*** Data for this task
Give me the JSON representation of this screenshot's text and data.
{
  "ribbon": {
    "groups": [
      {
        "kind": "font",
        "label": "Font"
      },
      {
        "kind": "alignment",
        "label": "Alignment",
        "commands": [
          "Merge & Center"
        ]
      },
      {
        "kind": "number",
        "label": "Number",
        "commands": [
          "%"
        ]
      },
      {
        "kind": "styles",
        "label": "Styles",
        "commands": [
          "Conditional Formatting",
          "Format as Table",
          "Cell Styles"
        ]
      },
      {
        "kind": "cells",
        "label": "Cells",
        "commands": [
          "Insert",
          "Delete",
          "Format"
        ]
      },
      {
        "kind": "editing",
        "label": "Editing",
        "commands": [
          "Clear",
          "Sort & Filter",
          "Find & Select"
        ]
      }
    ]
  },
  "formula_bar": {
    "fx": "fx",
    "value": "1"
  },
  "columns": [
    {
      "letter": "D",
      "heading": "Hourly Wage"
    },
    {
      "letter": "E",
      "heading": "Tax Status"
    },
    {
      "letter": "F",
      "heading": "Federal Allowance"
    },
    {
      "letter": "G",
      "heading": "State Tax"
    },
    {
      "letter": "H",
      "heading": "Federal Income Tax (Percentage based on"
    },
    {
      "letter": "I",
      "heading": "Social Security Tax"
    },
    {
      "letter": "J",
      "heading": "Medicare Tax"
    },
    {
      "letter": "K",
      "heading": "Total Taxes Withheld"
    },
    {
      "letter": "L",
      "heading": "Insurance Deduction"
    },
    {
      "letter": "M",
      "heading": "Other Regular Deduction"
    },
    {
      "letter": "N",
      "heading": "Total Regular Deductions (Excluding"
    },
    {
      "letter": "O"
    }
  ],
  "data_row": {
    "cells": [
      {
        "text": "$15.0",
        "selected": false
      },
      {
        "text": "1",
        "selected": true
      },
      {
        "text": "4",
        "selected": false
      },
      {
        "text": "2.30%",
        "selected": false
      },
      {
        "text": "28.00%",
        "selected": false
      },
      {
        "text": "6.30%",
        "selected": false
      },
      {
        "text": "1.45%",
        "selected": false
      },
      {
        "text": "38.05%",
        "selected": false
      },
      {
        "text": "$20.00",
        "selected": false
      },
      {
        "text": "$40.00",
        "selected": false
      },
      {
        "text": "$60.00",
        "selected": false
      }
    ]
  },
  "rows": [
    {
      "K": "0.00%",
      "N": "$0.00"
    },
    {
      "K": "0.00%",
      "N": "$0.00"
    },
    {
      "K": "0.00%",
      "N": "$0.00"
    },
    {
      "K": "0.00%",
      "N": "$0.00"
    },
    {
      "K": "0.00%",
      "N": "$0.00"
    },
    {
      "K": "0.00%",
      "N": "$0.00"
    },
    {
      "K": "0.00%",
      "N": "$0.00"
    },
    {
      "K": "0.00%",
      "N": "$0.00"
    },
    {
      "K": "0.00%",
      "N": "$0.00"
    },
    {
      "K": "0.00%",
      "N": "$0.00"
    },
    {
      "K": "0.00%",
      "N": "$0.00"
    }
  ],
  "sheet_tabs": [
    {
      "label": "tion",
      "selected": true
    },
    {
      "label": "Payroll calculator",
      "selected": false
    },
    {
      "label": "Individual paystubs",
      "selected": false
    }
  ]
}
******
## What you are asked to do
Using the listing, collect all lines in which the string "letter" is found.

## The solution
      "letter": "D",
      "letter": "E",
      "letter": "F",
      "letter": "G",
      "letter": "H",
      "letter": "I",
      "letter": "J",
      "letter": "K",
      "letter": "L",
      "letter": "M",
      "letter": "N",
      "letter": "O"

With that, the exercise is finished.